__Task material__
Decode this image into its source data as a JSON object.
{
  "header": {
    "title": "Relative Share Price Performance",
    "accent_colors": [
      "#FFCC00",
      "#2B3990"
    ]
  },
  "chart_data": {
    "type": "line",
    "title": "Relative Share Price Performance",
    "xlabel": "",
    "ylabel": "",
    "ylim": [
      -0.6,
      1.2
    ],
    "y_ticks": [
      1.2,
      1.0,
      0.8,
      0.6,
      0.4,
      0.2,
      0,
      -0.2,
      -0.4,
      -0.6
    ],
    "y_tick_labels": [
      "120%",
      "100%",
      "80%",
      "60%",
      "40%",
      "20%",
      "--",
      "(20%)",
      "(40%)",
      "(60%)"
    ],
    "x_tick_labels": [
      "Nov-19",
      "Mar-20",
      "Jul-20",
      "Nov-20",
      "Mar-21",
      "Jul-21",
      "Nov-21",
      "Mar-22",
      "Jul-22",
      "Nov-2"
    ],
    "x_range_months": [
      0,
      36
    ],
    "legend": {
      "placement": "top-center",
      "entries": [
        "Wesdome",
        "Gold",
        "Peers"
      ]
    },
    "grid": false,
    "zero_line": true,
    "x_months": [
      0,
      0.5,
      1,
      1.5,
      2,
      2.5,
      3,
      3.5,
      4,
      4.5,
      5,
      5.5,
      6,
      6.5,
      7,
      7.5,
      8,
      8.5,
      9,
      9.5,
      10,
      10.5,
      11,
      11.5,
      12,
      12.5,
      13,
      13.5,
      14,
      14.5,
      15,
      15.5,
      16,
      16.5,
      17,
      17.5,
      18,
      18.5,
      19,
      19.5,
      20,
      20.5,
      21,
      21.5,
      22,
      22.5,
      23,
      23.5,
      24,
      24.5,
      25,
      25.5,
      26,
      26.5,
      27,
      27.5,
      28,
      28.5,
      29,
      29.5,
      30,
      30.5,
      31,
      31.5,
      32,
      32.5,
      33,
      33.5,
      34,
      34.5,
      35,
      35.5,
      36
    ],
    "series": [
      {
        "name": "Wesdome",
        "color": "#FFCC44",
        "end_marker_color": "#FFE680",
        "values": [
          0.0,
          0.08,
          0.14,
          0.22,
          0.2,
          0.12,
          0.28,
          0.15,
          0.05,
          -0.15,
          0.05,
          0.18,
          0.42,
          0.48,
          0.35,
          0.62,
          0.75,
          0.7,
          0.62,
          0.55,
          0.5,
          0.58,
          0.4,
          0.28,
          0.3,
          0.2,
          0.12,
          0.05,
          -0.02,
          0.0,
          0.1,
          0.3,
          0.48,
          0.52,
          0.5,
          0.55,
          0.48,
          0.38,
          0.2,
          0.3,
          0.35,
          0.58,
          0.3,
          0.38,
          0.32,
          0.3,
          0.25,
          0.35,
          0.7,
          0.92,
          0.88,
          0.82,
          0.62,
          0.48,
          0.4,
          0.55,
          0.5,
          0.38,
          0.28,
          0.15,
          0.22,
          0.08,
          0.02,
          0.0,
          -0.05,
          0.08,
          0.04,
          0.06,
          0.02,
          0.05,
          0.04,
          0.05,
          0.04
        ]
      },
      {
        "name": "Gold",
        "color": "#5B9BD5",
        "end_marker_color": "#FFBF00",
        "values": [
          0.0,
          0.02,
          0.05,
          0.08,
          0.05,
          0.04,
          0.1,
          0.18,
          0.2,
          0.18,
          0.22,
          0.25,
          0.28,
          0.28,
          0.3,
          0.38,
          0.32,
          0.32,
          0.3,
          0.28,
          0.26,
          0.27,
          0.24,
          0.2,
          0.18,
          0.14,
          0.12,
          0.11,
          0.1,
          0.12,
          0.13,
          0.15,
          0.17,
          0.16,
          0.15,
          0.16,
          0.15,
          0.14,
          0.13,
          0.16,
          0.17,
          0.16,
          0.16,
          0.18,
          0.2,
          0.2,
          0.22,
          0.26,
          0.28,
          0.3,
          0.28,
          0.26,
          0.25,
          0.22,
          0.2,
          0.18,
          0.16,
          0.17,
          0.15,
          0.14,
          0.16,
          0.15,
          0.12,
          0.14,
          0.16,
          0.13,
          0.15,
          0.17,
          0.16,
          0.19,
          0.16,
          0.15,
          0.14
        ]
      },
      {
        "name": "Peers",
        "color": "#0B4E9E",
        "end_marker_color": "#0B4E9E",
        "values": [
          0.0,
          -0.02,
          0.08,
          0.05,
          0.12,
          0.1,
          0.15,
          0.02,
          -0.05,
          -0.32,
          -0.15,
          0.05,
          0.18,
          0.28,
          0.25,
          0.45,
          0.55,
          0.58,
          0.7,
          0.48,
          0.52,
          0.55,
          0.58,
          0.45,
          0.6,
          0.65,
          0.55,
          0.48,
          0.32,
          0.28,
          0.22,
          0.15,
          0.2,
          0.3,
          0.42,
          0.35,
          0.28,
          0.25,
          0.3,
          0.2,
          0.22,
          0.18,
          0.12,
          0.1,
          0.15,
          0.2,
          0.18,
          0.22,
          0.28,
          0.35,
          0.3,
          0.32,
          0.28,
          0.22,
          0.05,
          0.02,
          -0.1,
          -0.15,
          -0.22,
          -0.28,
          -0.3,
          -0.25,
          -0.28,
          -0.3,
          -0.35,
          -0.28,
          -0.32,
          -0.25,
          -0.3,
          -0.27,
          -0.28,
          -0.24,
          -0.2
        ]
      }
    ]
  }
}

__Given exercise__
Repeat the data precisely, reproducing every entry.

__The solution__
Decode this image into its source data as a JSON object.
{
  "header": {
    "title": "Relative Share Price Performance",
    "accent_colors": [
      "#FFCC00",
      "#2B3990"
    ]
  },
  "chart_data": {
    "type": "line",
    "title": "Relative Share Price Performance",
    "xlabel": "",
    "ylabel": "",
    "ylim": [
      -0.6,
      1.2
    ],
    "y_ticks": [
      1.2,
      1.0,
      0.8,
      0.6,
      0.4,
      0.2,
      0,
      -0.2,
      -0.4,
      -0.6
    ],
    "y_tick_labels": [
      "120%",
      "100%",
      "80%",
      "60%",
      "40%",
      "20%",
      "--",
      "(20%)",
      "(40%)",
      "(60%)"
    ],
    "x_tick_labels": [
      "Nov-19",
      "Mar-20",
      "Jul-20",
      "Nov-20",
      "Mar-21",
      "Jul-21",
      "Nov-21",
      "Mar-22",
      "Jul-22",
      "Nov-2"
    ],
    "x_range_months": [
      0,
      36
    ],
    "legend": {
      "placement": "top-center",
      "entries": [
        "Wesdome",
        "Gold",
        "Peers"
      ]
    },
    "grid": false,
    "zero_line": true,
    "x_months": [
      0,
      0.5,
      1,
      1.5,
      2,
      2.5,
      3,
      3.5,
      4,
      4.5,
      5,
      5.5,
      6,
      6.5,
      7,
      7.5,
      8,
      8.5,
      9,
      9.5,
      10,
      10.5,
      11,
      11.5,
      12,
      12.5,
      13,
      13.5,
      14,
      14.5,
      15,
      15.5,
      16,
      16.5,
      17,
      17.5,
      18,
      18.5,
      19,
      19.5,
      20,
      20.5,
      21,
      21.5,
      22,
      22.5,
      23,
      23.5,
      24,
      24.5,
      25,
      25.5,
      26,
      26.5,
      27,
      27.5,
      28,
      28.5,
      29,
      29.5,
      30,
      30.5,
      31,
      31.5,
      32,
      32.5,
      33,
      33.5,
      34,
      34.5,
      35,
      35.5,
      36
    ],
    "series": [
      {
        "name": "Wesdome",
        "color": "#FFCC44",
        "end_marker_color": "#FFE680",
        "values": [
          0.0,
          0.08,
          0.14,
          0.22,
          0.2,
          0.12,
          0.28,
          0.15,
          0.05,
          -0.15,
          0.05,
          0.18,
          0.42,
          0.48,
          0.35,
          0.62,
          0.75,
          0.7,
          0.62,
          0.55,
          0.5,
          0.58,
          0.4,
          0.28,
          0.3,
          0.2,
          0.12,
          0.05,
          -0.02,
          0.0,
          0.1,
          0.3,
          0.48,
          0.52,
          0.5,
          0.55,
          0.48,
          0.38,
          0.2,
          0.3,
          0.35,
          0.58,
          0.3,
          0.38,
          0.32,
          0.3,
          0.25,
          0.35,
          0.7,
          0.92,
          0.88,
          0.82,
          0.62,
          0.48,
          0.4,
          0.55,
          0.5,
          0.38,
          0.28,
          0.15,
          0.22,
          0.08,
          0.02,
          0.0,
          -0.05,
          0.08,
          0.04,
          0.06,
          0.02,
          0.05,
          0.04,
          0.05,
          0.04
        ]
      },
      {
        "name": "Gold",
        "color": "#5B9BD5",
        "end_marker_color": "#FFBF00",
        "values": [
          0.0,
          0.02,
          0.05,
          0.08,
          0.05,
          0.04,
          0.1,
          0.18,
          0.2,
          0.18,
          0.22,
          0.25,
          0.28,
          0.28,
          0.3,
          0.38,
          0.32,
          0.32,
          0.3,
          0.28,
          0.26,
          0.27,
          0.24,
          0.2,
          0.18,
          0.14,
          0.12,
          0.11,
          0.1,
          0.12,
          0.13,
          0.15,
          0.17,
          0.16,
          0.15,
          0.16,
          0.15,
          0.14,
          0.13,
          0.16,
          0.17,
          0.16,
          0.16,
          0.18,
          0.2,
          0.2,
          0.22,
          0.26,
          0.28,
          0.3,
          0.28,
          0.26,
          0.25,
          0.22,
          0.2,
          0.18,
          0.16,
          0.17,
          0.15,
          0.14,
          0.16,
          0.15,
          0.12,
          0.14,
          0.16,
          0.13,
          0.15,
          0.17,
          0.16,
          0.19,
          0.16,
          0.15,
          0.14
        ]
      },
      {
        "name": "Peers",
        "color": "#0B4E9E",
        "end_marker_color": "#0B4E9E",
        "values": [
          0.0,
          -0.02,
          0.08,
          0.05,
          0.12,
          0.1,
          0.15,
          0.02,
          -0.05,
          -0.32,
          -0.15,
          0.05,
          0.18,
          0.28,
          0.25,
          0.45,
          0.55,
          0.58,
          0.7,
          0.48,
          0.52,
          0.55,
          0.58,
          0.45,
          0.6,
          0.65,
          0.55,
          0.48,
          0.32,
          0.28,
          0.22,
          0.15,
          0.2,
          0.3,
          0.42,
          0.35,
          0.28,
          0.25,
          0.3,
          0.2,
          0.22,
          0.18,
          0.12,
          0.1,
          0.15,
          0.2,
          0.18,
          0.22,
          0.28,
          0.35,
          0.3,
          0.32,
          0.28,
          0.22,
          0.05,
          0.02,
          -0.1,
          -0.15,
          -0.22,
          -0.28,
          -0.3,
          -0.25,
          -0.28,
          -0.3,
          -0.35,
          -0.28,
          -0.32,
          -0.25,
          -0.3,
          -0.27,
          -0.28,
          -0.24,
          -0.2
        ]
      }
    ]
  }
}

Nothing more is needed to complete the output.